-- Begin Data extract --

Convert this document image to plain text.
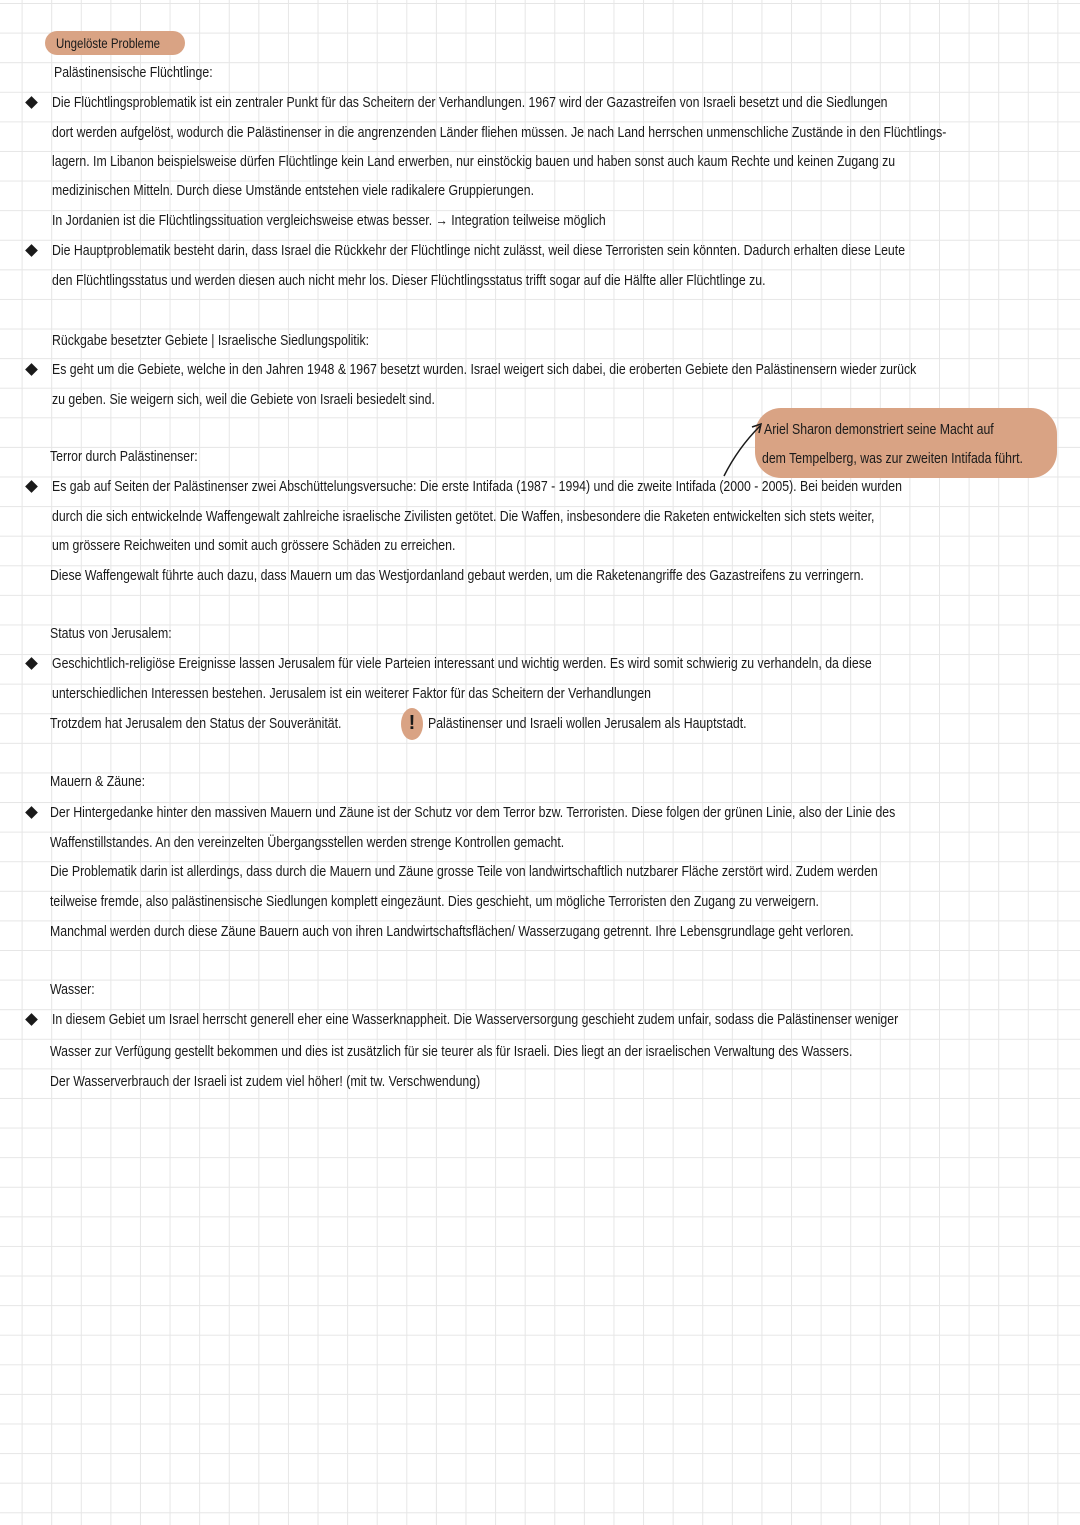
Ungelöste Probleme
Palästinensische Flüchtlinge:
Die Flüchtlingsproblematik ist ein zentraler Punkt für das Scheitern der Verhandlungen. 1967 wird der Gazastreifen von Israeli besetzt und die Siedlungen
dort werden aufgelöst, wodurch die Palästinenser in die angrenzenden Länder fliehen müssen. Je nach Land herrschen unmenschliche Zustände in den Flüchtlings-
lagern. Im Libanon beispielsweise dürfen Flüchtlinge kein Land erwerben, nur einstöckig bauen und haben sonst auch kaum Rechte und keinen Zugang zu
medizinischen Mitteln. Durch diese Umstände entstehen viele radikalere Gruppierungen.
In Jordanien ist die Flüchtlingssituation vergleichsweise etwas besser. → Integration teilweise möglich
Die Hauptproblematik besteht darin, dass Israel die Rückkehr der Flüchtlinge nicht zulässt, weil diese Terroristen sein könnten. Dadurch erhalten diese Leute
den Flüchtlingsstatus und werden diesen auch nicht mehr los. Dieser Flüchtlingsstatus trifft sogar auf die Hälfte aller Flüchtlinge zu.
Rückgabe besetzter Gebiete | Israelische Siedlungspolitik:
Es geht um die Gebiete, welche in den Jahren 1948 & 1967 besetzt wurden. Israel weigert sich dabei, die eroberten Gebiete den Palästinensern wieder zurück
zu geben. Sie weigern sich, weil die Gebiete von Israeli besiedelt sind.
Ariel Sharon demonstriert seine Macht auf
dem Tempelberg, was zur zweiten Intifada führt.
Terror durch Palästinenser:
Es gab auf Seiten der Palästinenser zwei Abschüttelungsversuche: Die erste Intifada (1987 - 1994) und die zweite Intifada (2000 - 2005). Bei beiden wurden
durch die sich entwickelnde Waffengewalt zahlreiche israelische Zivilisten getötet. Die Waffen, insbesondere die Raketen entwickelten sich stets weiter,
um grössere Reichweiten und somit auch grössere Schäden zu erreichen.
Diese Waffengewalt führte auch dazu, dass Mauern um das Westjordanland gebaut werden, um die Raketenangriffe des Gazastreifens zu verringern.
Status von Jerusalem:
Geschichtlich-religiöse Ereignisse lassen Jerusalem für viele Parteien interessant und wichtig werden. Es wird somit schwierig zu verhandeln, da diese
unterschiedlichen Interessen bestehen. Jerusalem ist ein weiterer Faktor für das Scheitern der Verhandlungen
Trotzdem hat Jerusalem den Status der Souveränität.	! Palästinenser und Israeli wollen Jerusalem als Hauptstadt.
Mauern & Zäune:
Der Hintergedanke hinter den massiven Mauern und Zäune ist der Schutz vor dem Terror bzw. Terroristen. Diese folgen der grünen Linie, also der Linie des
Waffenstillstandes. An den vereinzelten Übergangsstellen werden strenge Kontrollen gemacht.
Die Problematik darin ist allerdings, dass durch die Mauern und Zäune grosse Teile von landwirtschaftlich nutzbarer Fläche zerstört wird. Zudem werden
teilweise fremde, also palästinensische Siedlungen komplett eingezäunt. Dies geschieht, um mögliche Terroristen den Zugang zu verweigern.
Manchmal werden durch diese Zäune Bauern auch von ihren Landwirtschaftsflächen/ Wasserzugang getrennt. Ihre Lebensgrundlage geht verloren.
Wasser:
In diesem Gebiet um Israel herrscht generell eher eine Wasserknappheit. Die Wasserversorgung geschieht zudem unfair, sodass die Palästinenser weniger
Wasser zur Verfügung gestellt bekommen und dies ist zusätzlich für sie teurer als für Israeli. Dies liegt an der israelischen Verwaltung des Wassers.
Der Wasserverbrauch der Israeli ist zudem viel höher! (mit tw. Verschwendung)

-- End Data extract --

Show every line from the listing above in which the string "Verhandlungen" appears.

Finished task:
Die Flüchtlingsproblematik ist ein zentraler Punkt für das Scheitern der Verhandlungen. 1967 wird der Gazastreifen von Israeli besetzt und die Siedlungen
unterschiedlichen Interessen bestehen. Jerusalem ist ein weiterer Faktor für das Scheitern der Verhandlungen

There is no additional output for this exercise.